Pick out the lines below with "type" and list them.

▬▬▬

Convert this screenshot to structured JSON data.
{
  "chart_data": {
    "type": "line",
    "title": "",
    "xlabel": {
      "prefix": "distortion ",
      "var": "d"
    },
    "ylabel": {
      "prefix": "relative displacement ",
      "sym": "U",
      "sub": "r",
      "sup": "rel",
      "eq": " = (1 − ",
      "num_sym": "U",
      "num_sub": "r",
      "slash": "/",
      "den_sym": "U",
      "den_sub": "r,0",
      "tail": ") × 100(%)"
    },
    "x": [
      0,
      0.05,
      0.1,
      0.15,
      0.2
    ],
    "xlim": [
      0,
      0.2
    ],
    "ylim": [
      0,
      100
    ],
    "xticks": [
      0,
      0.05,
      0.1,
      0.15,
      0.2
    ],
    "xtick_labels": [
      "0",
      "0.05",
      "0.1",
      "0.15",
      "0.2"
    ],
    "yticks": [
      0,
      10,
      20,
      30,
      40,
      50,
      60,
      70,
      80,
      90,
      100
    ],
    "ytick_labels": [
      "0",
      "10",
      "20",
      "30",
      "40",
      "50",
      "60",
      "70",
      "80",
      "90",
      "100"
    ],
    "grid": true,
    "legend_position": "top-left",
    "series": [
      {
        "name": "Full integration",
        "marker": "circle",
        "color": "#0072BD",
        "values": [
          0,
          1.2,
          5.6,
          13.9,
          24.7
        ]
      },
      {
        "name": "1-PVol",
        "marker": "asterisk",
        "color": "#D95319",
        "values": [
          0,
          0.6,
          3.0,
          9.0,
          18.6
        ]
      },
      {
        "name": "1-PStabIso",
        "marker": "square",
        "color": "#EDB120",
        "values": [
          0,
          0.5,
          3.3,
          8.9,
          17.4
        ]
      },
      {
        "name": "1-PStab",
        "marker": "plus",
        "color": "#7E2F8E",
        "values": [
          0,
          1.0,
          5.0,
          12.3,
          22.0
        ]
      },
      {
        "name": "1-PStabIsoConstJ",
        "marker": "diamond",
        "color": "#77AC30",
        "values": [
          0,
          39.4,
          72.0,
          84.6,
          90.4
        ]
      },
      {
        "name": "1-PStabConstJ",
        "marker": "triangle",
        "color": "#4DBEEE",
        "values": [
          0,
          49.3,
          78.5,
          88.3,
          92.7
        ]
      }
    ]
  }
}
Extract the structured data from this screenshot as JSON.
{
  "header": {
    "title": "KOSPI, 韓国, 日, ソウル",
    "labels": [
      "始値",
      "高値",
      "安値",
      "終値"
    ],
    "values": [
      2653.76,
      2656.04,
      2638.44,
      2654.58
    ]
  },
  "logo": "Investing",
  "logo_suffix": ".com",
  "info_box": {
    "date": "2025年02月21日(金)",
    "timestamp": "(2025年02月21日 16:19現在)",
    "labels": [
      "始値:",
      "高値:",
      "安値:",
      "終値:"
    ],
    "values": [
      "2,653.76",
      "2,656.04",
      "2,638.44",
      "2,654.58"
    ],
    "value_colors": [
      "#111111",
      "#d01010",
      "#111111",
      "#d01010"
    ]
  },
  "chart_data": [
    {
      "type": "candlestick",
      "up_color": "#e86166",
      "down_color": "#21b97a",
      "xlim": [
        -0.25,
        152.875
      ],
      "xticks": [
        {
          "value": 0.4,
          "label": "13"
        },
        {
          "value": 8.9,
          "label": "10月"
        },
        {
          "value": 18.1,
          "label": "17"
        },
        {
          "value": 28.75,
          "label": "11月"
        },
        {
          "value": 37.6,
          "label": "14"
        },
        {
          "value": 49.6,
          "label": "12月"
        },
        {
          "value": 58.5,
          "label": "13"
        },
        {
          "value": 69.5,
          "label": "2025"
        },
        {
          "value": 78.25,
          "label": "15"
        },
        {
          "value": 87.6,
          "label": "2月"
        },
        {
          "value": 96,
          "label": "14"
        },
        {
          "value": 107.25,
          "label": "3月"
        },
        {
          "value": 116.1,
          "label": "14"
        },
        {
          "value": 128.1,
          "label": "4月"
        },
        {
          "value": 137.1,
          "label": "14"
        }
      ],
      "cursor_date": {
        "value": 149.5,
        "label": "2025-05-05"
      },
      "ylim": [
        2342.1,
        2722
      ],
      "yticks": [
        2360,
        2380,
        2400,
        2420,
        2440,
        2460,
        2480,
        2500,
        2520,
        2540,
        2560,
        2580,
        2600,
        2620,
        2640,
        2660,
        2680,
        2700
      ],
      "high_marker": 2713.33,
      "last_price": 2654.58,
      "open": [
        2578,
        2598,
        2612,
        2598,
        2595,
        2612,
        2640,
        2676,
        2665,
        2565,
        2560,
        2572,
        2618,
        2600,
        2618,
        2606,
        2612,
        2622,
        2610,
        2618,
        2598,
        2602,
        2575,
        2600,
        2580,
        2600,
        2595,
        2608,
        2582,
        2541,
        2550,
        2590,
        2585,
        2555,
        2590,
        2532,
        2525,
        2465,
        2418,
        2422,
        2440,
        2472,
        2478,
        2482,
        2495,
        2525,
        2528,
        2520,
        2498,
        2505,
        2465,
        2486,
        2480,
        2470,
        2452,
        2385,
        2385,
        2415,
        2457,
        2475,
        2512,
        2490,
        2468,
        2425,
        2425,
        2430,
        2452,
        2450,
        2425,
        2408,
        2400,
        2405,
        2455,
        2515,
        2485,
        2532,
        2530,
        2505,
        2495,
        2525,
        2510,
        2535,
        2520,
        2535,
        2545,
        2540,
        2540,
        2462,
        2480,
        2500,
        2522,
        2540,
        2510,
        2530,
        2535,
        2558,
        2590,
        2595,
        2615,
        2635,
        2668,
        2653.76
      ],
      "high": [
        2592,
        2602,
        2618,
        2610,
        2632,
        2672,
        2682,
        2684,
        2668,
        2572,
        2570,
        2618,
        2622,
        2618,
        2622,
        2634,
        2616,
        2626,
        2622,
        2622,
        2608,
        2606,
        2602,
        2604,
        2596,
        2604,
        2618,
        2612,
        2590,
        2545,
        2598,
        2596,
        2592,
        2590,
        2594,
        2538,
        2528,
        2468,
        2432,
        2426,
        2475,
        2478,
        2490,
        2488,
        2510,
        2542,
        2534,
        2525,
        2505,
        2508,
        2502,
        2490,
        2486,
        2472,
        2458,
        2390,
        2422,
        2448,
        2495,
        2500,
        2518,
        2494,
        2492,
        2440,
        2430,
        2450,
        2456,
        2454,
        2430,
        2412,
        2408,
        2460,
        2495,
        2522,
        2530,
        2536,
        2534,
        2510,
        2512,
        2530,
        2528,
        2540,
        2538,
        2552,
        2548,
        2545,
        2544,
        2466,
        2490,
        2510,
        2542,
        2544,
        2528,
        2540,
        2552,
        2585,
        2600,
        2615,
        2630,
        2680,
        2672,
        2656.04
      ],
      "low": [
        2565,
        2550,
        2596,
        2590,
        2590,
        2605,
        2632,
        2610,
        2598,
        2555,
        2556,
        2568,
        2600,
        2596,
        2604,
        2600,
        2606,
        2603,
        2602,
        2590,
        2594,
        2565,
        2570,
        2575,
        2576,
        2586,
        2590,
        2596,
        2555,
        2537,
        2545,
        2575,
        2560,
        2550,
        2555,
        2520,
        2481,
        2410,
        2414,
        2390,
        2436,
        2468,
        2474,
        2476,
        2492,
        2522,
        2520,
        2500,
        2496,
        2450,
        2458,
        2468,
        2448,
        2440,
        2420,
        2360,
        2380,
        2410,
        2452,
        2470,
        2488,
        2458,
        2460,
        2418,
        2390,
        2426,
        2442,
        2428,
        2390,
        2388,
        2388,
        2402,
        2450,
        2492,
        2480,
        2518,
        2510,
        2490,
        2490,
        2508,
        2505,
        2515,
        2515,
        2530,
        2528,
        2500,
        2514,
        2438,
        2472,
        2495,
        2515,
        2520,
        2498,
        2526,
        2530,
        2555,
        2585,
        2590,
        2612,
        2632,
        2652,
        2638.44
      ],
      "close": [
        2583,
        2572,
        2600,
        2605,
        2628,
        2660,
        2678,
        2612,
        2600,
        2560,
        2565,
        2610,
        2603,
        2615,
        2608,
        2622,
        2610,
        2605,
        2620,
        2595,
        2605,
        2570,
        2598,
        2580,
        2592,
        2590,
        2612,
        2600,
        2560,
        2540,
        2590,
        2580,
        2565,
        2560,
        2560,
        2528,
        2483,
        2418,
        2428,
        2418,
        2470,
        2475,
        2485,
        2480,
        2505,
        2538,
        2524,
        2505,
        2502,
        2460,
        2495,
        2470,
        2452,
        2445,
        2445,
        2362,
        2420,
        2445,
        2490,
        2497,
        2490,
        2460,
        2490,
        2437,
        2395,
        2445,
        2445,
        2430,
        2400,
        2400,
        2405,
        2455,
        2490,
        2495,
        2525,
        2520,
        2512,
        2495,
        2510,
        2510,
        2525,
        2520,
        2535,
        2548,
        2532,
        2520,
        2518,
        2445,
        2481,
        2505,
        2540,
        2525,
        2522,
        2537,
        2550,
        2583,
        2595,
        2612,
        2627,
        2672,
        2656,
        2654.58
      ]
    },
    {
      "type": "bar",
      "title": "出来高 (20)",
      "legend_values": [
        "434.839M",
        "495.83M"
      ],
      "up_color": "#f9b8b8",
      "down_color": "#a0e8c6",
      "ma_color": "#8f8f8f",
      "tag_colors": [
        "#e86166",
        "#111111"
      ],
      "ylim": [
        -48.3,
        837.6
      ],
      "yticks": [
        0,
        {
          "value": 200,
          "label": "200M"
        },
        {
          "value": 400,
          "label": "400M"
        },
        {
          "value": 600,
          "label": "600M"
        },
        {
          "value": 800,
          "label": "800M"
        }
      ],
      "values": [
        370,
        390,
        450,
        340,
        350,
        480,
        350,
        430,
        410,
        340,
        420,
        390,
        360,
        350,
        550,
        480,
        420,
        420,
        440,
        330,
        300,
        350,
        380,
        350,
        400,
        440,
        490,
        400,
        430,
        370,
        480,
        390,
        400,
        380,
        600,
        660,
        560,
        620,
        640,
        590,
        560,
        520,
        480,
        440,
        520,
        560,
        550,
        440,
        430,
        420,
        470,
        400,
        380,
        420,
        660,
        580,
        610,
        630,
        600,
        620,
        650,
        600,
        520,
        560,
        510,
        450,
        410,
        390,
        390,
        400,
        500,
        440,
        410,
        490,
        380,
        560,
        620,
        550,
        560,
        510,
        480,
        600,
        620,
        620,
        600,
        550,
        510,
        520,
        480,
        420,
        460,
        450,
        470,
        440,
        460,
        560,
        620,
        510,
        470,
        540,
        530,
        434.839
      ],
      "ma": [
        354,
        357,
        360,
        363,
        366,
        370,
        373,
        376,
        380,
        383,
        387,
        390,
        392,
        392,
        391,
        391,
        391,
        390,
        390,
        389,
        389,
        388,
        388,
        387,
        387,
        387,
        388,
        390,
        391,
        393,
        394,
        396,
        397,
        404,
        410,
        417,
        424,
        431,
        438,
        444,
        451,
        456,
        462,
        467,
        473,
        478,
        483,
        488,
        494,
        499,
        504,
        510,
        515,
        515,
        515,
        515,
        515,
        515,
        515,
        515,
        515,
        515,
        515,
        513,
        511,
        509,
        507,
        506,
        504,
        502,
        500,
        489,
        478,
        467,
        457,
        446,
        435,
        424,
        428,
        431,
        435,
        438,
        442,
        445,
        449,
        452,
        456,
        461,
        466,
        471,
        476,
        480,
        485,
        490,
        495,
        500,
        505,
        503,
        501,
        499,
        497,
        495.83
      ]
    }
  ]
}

▬▬▬

→ **PROBLEM SOLUTION**
    "type": "line",
      "type": "candlestick",
      "type": "bar",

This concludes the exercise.